Als Jugendlicher zog Peter Anker mit seiner Familie mehrmals um; in seiner Geburtsstadt Bergen hielt er sich mehrmals für längere Zeit auf. Hier legte er auch 1946 an der Domschule sein Examen artium (Abitur) ab. Er begann ein Studium an der Statens håndverks- og kunstindustriskole (SHKS) in Oslo. Das erste Jahr an dieser Kunstgewerbeschule (die 1996 in die Kunsthochschule Oslo integriert wurde) diente als Propädeutikum zur Orientierung der Studenten und als Entscheidungshilfe für die Auswahl der späteren Fachrichtung. Obwohl Peter Anker das Zeichnen liebte, verbrachte er die meiste Zeit mit der Redaktion der Studentenzeitung Acantus. Diese Einsicht veranlasste ihn, statt Künstler zu werden, Kunstgeschichte zu studieren.
....................
ZU ERLEDIGENDE AUFGABEN:
1. Welche Zeitung redigierte Peter Anker laut dem Auszug über ihn während seines ersten Studienjahres?
2. Setze den Auszug über Peter Anker im selben Stil fort, beginnend nach seinem letzten Satz.

Zeilen aus einem Layout-Datensatz:
....................
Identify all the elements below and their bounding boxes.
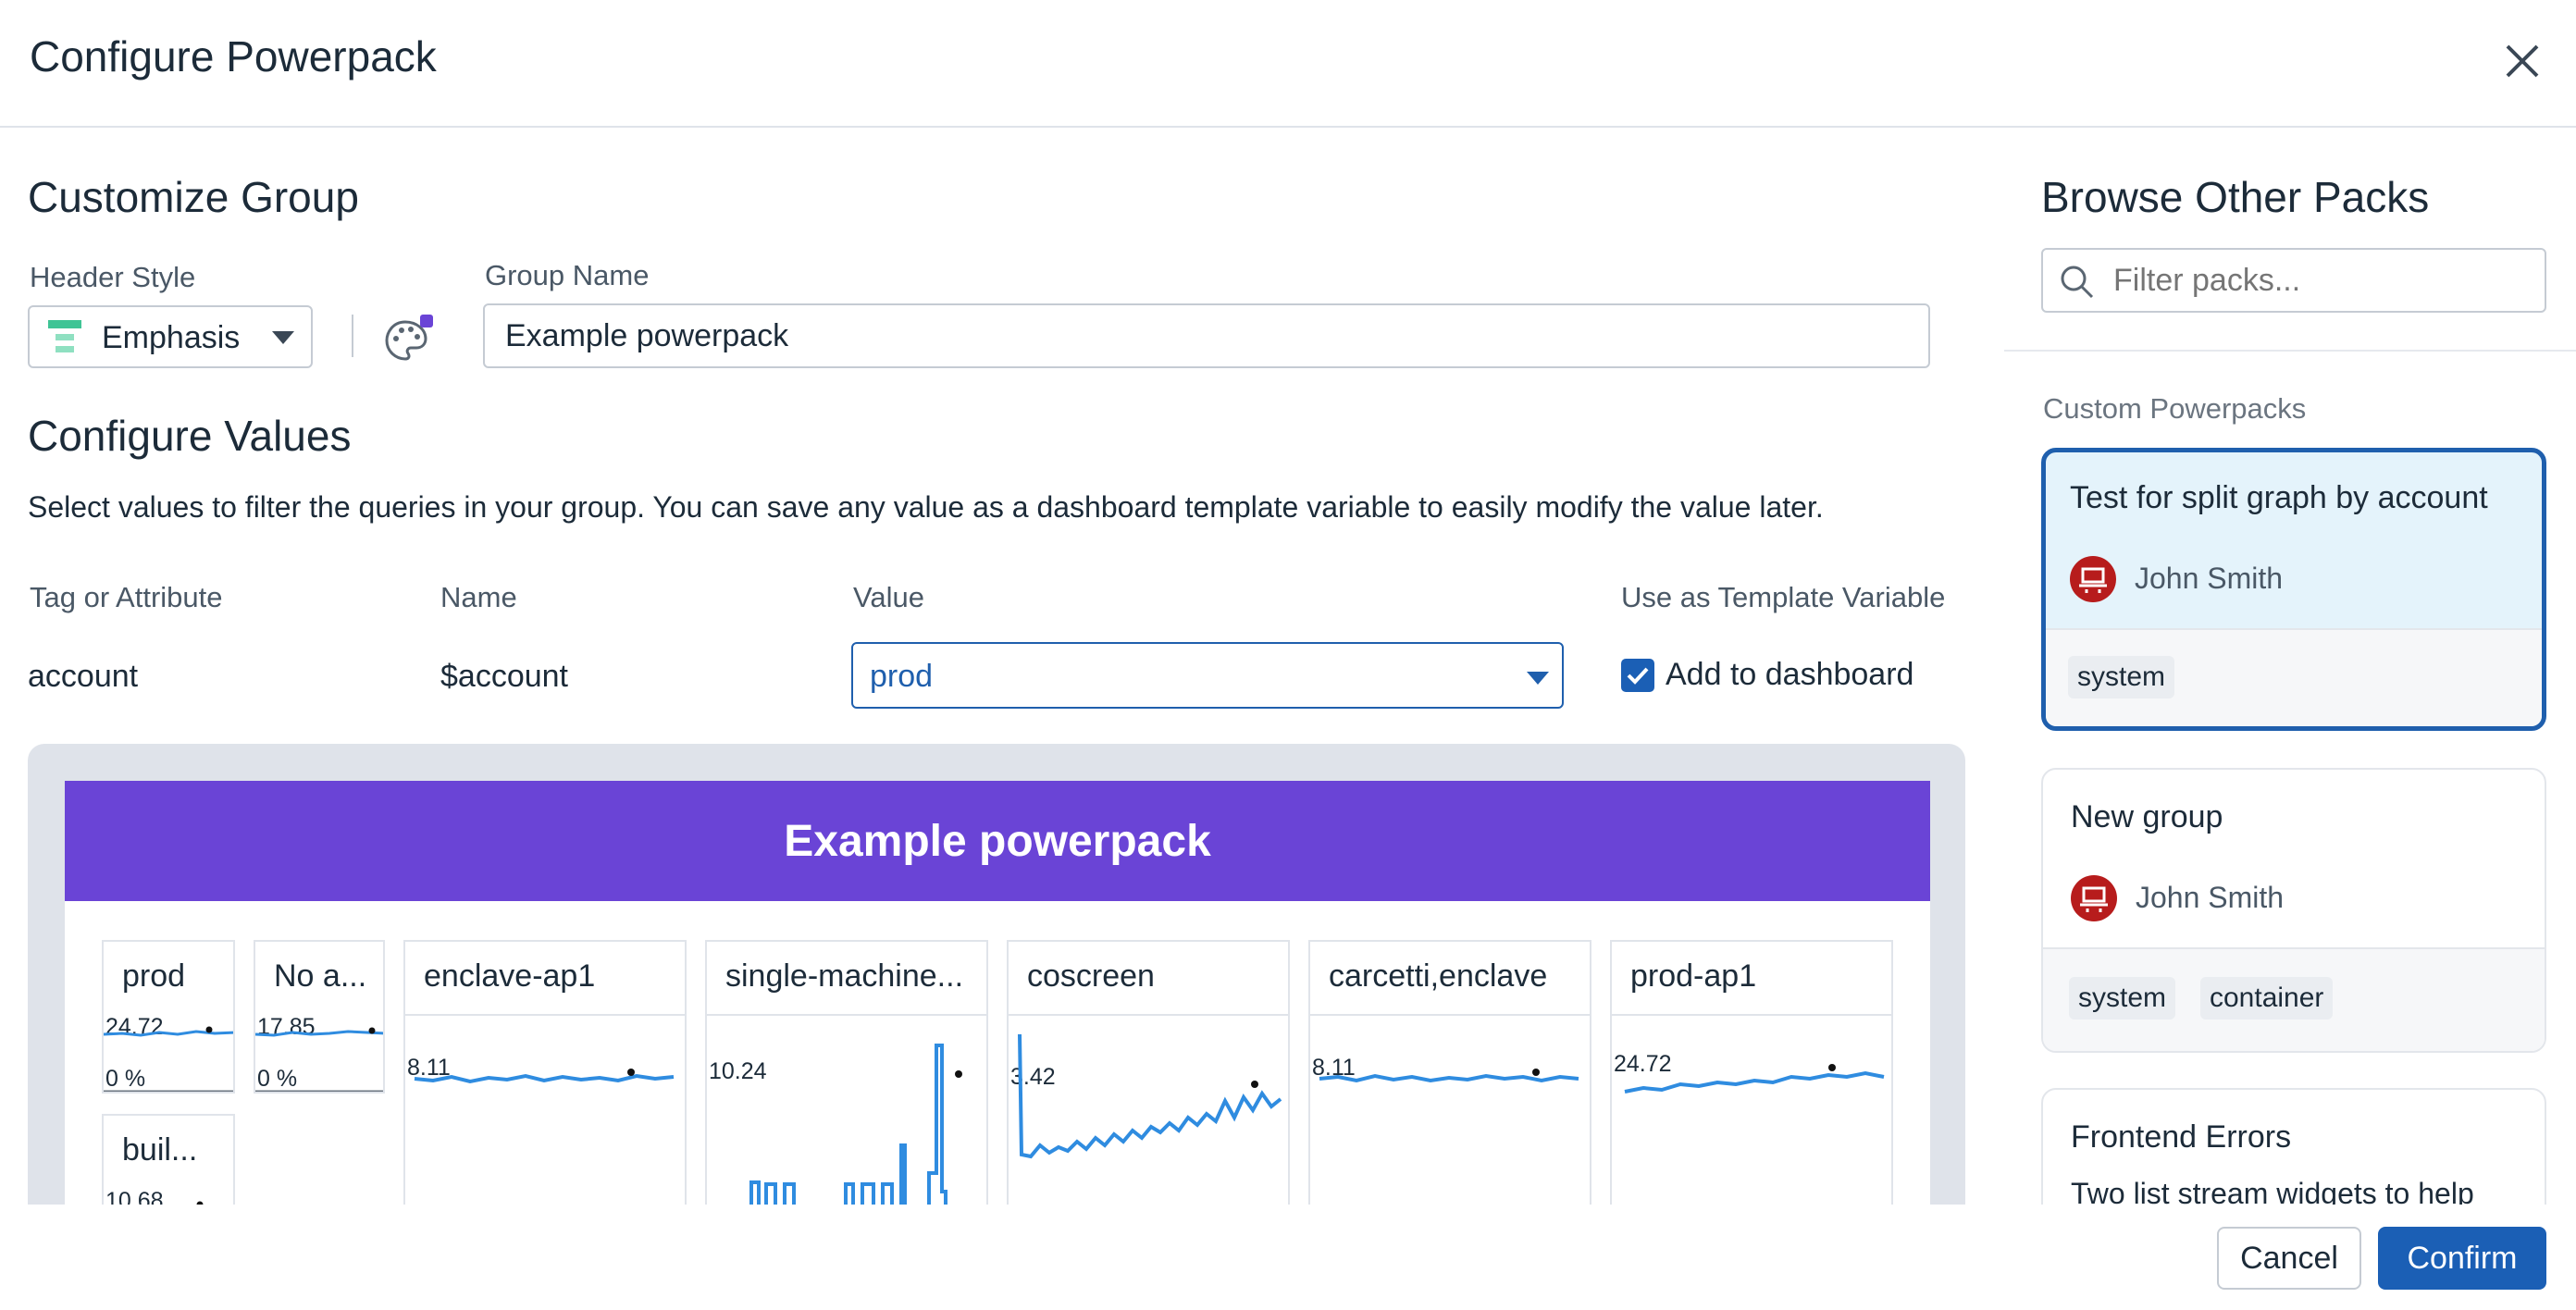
divider	[352, 315, 353, 357]
cancel-button[interactable]: Cancel	[2217, 1227, 2361, 1290]
browse-heading: Browse Other Packs	[2041, 173, 2430, 221]
template-checkbox-label: Add to dashboard	[1666, 657, 1914, 692]
custom-powerpacks-label: Custom Powerpacks	[2043, 392, 2307, 425]
widget-sub: 0 %	[257, 1066, 298, 1092]
column-header-template: Use as Template Variable	[1621, 581, 1946, 613]
chevron-down-icon	[272, 331, 294, 344]
confirm-button[interactable]: Confirm	[2378, 1227, 2546, 1290]
pack-tag: system	[2068, 656, 2175, 698]
group-banner: Example powerpack	[65, 781, 1930, 901]
column-header-tag: Tag or Attribute	[30, 581, 223, 613]
widget-no-account[interactable]: No a... 17.85 0 %	[254, 940, 385, 1094]
customize-group-heading: Customize Group	[28, 173, 359, 221]
chevron-down-icon	[1527, 672, 1549, 685]
filter-packs-input[interactable]	[2113, 255, 2530, 305]
robot-avatar-icon	[2079, 567, 2107, 593]
pack-card[interactable]: Test for split graph by account John Smi…	[2041, 448, 2546, 731]
pack-tag: system	[2069, 977, 2176, 1020]
pack-card[interactable]: New group John Smith system container	[2041, 768, 2546, 1053]
value-select-text: prod	[870, 659, 934, 694]
name-value: $account	[440, 659, 568, 694]
header-style-select[interactable]: Emphasis	[28, 305, 313, 368]
pack-author: John Smith	[2136, 881, 2285, 914]
avatar	[2071, 875, 2117, 921]
header-style-value: Emphasis	[102, 320, 241, 355]
configure-values-heading: Configure Values	[28, 412, 352, 460]
pack-tag: container	[2200, 977, 2334, 1020]
palette-button[interactable]	[381, 315, 433, 366]
configure-description: Select values to filter the queries in y…	[28, 490, 1824, 524]
widget-sub: 0 %	[105, 1066, 146, 1092]
header-style-label: Header Style	[30, 261, 196, 293]
group-name-input[interactable]	[483, 303, 1930, 368]
pack-author: John Smith	[2135, 562, 2284, 595]
tag-value: account	[28, 659, 139, 694]
pack-title: New group	[2071, 799, 2223, 834]
close-icon[interactable]	[2498, 37, 2546, 85]
emphasis-style-icon	[48, 320, 81, 352]
column-header-name: Name	[440, 581, 517, 613]
checkmark-icon	[1627, 667, 1649, 685]
robot-avatar-icon	[2080, 886, 2108, 912]
pack-title: Test for split graph by account	[2070, 480, 2488, 515]
avatar	[2070, 556, 2116, 602]
palette-icon	[385, 315, 433, 361]
column-header-value: Value	[853, 581, 924, 613]
modal-header: Configure Powerpack	[0, 0, 2576, 128]
modal-footer: Cancel Confirm	[0, 1205, 2576, 1310]
group-name-label: Group Name	[485, 259, 650, 291]
modal-title: Configure Powerpack	[30, 32, 437, 80]
filter-packs-field[interactable]	[2041, 248, 2546, 313]
search-icon	[2061, 266, 2094, 299]
template-variable-checkbox[interactable]	[1621, 659, 1654, 692]
widget-prod[interactable]: prod 24.72 0 %	[102, 940, 235, 1094]
value-select[interactable]: prod	[851, 642, 1564, 709]
pack-title: Frontend Errors	[2071, 1119, 2292, 1155]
....................
ANTWORTEN JE AUFGABE:
1. Die Studentenzeitung Acantus.

2.
Ab 1948 studierte er an der Universität Oslo und war Schüler von Anders Bugge bzw. Hans Peter L’Orange, Kapazitäten für mittelalterliche bzw. spätantike Kunst. 1954 schloss er das Studium der Kunstgeschichte mit dem Magistergrad (mag. art.) ab.[7] Das Thema seiner Magisterarbeit hatte Peter Anker auf einer Studienreise nach Italien gefunden, als er in Capua die Kirche der Benediktinerabtei Sant’Angelo in Formis entdeckte. Er beschrieb deren (gut erhaltene) romanische Fresken aus dem 11. Jahrhundert, in deren Malweise sich römisch-frühchristliche, byzantinische und karolingische Merkmale vermischen.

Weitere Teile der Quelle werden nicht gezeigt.